**Raw records:**

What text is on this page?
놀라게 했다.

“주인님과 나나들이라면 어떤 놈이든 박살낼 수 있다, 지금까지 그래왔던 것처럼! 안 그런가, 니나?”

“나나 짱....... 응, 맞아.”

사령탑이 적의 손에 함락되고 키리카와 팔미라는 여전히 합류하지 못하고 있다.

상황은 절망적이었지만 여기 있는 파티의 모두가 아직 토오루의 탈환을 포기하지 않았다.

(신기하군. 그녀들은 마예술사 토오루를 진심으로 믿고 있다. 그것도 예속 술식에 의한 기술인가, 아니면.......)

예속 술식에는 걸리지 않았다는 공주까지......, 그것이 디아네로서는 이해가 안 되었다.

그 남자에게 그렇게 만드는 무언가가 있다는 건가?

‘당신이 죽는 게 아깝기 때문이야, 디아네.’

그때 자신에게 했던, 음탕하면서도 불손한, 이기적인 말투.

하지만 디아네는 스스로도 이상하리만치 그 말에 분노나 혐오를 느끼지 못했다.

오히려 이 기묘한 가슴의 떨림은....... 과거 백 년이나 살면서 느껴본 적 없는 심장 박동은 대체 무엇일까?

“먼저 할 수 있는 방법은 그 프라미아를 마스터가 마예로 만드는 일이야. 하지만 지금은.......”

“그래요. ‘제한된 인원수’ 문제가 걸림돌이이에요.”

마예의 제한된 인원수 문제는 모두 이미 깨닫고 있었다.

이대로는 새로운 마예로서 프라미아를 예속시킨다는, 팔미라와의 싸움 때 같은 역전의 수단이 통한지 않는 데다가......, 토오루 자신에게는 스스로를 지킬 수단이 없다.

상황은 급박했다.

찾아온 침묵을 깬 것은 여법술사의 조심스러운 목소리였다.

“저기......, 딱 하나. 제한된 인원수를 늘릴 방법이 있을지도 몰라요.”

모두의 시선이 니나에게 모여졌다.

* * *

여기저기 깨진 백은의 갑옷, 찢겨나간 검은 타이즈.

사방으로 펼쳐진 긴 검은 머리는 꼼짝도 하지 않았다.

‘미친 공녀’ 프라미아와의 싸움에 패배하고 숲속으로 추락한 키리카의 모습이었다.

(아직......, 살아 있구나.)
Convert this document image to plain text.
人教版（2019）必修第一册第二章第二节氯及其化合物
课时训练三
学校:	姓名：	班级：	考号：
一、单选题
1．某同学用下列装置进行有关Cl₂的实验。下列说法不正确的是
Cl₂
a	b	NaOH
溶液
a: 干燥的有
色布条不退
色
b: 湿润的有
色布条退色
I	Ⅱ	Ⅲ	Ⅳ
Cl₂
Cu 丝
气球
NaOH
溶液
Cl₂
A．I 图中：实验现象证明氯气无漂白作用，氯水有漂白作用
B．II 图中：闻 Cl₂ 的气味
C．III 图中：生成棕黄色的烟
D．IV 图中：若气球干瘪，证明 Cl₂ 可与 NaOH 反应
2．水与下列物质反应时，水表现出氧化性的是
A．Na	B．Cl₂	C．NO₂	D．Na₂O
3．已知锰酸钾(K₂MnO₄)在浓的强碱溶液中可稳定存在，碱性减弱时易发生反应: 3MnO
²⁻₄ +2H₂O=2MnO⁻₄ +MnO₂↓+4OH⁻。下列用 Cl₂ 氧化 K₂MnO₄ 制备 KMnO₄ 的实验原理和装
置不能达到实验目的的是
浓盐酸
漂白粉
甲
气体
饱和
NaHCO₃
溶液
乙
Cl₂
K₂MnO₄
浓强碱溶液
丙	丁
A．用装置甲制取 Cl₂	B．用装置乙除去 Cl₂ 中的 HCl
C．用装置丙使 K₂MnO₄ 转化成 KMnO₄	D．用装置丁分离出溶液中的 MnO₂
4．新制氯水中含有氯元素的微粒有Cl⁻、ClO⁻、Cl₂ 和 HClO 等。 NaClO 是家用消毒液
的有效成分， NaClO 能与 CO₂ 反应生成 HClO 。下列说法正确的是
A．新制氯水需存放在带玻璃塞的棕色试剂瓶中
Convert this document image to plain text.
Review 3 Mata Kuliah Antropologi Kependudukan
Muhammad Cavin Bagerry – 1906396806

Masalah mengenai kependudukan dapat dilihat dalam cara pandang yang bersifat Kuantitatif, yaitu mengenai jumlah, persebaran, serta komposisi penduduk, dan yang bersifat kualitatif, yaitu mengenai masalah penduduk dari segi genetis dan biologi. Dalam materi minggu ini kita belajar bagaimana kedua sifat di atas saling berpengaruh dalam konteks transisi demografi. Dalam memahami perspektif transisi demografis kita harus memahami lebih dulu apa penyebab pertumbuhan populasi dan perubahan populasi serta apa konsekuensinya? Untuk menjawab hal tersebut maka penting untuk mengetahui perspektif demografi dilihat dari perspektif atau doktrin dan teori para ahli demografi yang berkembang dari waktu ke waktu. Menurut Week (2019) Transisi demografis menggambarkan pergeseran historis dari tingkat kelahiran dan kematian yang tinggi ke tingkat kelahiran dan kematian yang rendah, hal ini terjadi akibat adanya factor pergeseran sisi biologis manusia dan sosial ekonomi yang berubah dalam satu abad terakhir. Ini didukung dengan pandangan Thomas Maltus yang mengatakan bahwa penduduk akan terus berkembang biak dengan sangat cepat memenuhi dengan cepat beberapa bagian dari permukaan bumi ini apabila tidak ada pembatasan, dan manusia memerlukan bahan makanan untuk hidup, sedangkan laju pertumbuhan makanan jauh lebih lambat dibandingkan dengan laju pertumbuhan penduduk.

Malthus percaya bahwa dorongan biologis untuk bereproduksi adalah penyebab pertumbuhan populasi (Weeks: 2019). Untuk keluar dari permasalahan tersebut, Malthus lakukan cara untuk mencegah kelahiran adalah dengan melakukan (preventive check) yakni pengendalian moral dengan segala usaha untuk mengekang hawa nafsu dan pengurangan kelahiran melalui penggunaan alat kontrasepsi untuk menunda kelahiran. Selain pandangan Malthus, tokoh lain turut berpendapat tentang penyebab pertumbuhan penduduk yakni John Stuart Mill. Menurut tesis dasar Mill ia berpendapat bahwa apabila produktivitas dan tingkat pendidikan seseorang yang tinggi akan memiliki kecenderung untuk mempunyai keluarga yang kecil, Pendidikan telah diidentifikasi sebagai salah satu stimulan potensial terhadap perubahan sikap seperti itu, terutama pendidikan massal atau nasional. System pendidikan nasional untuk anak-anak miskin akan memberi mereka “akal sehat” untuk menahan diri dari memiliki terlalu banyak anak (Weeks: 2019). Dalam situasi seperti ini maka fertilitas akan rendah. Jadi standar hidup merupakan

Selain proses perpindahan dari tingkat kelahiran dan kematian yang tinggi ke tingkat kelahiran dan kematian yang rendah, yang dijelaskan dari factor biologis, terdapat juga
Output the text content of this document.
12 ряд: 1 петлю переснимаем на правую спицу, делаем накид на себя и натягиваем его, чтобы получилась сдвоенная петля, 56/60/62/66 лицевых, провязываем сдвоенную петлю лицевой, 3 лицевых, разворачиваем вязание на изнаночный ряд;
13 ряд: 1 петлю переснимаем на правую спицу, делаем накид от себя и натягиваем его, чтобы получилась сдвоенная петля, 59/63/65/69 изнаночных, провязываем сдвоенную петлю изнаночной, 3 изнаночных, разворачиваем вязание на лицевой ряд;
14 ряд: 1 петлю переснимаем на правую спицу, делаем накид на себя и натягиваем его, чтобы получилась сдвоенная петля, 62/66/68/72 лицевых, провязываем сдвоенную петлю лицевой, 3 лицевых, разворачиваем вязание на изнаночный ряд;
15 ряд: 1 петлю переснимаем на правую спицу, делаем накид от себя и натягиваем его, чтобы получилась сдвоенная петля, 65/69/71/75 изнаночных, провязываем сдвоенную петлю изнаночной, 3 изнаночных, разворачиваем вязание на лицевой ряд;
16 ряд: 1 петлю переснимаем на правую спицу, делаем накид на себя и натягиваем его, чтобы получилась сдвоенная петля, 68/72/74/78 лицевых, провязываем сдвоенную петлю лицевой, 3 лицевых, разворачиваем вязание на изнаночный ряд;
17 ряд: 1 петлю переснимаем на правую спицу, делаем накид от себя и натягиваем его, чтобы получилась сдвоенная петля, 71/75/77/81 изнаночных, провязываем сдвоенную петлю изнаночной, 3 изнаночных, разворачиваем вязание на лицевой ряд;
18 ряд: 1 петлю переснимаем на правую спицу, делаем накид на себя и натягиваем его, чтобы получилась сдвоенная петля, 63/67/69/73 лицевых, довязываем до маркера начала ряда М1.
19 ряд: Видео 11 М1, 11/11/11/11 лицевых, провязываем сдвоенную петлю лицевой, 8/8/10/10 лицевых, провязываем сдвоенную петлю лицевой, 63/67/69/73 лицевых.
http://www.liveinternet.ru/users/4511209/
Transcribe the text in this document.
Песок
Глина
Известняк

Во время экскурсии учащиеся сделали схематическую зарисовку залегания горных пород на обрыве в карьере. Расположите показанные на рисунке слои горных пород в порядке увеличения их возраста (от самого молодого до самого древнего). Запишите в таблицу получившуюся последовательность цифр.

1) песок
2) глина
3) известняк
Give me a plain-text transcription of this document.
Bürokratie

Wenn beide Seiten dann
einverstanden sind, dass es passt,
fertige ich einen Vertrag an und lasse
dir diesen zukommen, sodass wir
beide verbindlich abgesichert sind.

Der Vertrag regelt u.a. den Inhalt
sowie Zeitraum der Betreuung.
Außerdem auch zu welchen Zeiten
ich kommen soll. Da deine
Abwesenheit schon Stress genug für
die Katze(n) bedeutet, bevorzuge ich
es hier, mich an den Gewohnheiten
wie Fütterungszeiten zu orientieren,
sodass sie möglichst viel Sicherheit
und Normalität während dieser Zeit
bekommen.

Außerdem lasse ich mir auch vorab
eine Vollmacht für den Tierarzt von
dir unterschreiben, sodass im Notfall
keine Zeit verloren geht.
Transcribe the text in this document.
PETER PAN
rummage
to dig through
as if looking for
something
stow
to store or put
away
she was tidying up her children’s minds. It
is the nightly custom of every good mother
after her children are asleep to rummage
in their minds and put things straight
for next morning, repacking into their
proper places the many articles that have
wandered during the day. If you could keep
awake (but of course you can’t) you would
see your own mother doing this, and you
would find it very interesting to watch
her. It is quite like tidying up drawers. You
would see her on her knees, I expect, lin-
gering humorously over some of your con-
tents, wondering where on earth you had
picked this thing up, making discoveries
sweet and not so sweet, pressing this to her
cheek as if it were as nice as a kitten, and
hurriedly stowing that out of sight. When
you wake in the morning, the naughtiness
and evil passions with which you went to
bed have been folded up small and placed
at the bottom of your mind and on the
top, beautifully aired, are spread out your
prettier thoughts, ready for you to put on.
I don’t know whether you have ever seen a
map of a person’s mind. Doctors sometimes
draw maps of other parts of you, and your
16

**What you are asked to do:** Every line in the data above that contains "tidying" needs to be copied.

**Completed task:**
she was tidying up her children’s minds. It
her. It is quite like tidying up drawers. You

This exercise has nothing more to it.